§ **Given task**:
Please find all lines in the data that hold the string "Biking" and copy them.

§ **Input for this task**:
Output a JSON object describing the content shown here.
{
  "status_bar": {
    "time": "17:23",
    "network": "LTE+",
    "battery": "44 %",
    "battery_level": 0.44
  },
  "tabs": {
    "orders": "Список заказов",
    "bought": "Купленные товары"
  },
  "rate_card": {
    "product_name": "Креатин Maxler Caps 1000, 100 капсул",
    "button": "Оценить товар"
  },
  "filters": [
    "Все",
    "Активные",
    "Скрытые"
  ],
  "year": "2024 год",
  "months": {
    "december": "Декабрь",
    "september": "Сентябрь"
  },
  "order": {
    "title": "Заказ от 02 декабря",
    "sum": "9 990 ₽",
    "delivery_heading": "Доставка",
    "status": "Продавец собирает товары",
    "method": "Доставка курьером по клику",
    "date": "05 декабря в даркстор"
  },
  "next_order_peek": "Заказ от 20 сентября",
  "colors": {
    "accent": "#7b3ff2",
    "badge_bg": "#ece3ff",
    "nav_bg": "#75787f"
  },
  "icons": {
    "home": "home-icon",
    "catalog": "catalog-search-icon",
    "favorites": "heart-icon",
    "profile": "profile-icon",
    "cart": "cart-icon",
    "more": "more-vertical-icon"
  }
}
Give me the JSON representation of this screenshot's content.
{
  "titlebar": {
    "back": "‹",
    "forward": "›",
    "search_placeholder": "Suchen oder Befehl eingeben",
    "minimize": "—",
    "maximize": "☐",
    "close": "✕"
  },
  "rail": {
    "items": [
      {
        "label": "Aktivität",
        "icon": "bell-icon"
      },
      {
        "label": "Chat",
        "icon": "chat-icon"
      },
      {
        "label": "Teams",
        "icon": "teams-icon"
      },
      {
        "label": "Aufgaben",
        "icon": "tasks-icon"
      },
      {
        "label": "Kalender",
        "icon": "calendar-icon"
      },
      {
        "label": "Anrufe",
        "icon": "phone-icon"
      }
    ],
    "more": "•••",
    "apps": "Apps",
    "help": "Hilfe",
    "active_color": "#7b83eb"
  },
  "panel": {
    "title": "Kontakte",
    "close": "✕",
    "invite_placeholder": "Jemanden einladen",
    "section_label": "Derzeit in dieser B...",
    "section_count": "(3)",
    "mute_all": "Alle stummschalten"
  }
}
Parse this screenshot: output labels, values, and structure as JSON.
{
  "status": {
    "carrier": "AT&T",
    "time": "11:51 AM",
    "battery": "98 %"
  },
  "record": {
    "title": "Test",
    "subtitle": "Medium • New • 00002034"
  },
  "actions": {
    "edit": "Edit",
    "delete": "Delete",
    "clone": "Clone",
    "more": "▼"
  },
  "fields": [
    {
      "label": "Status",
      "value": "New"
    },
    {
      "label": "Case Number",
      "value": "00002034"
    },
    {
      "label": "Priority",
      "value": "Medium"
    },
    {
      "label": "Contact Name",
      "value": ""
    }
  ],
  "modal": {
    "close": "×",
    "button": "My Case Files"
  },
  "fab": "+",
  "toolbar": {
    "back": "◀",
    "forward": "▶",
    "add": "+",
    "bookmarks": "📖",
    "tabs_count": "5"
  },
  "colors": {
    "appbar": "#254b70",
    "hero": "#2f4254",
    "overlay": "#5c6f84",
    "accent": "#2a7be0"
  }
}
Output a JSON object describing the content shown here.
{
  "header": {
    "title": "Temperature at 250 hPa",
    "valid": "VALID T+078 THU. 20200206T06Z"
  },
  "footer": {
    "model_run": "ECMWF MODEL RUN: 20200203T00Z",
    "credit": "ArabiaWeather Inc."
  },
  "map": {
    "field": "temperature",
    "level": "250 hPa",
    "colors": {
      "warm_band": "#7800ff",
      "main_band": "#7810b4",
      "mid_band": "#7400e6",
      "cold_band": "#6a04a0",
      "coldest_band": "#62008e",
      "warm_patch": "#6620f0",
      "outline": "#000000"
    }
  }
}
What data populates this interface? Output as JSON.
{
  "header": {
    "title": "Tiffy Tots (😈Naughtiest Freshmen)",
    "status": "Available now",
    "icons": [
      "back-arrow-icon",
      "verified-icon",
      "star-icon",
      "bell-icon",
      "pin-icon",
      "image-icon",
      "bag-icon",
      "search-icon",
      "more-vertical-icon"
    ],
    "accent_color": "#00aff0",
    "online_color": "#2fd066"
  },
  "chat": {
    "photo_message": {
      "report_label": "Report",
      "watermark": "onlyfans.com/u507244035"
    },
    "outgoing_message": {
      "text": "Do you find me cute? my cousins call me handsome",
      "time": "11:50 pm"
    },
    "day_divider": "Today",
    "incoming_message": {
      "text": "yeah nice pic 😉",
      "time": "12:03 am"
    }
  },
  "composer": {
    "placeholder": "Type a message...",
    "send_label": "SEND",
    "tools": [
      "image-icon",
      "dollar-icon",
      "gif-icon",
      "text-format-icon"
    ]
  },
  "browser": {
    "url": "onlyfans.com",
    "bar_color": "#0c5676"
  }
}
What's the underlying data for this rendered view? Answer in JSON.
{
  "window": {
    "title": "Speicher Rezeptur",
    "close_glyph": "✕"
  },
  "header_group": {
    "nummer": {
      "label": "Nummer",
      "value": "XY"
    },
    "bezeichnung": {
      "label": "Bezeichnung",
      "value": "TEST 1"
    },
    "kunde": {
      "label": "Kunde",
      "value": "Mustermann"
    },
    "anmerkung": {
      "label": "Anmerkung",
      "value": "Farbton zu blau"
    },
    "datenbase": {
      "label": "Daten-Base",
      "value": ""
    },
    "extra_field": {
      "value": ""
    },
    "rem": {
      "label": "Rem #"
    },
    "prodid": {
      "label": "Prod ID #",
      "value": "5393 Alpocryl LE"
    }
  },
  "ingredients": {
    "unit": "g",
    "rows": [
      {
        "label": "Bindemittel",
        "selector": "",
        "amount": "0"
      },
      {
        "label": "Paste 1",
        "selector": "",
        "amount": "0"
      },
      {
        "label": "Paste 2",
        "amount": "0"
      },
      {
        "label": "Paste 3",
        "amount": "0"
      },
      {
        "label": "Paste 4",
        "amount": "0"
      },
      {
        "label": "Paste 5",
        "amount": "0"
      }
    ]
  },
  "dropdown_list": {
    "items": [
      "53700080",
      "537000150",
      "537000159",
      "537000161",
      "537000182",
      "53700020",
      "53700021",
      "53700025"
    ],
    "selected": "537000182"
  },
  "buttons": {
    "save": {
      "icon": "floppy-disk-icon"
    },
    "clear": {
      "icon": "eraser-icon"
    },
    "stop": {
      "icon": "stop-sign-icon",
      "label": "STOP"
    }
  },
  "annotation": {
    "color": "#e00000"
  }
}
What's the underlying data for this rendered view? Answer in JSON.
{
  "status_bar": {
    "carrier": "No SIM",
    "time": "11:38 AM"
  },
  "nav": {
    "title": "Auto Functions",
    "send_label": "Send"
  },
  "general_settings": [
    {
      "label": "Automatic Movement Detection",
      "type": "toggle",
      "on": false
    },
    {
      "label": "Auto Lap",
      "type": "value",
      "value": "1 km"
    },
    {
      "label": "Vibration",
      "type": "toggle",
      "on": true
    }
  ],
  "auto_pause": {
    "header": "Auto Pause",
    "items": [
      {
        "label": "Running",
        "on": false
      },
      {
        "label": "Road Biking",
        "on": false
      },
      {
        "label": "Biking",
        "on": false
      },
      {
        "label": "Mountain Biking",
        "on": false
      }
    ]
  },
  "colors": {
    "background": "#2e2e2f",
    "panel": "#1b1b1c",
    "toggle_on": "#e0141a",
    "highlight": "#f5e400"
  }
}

§ **Task result**:
        "label": "Road Biking",
        "label": "Biking",
        "label": "Mountain Biking",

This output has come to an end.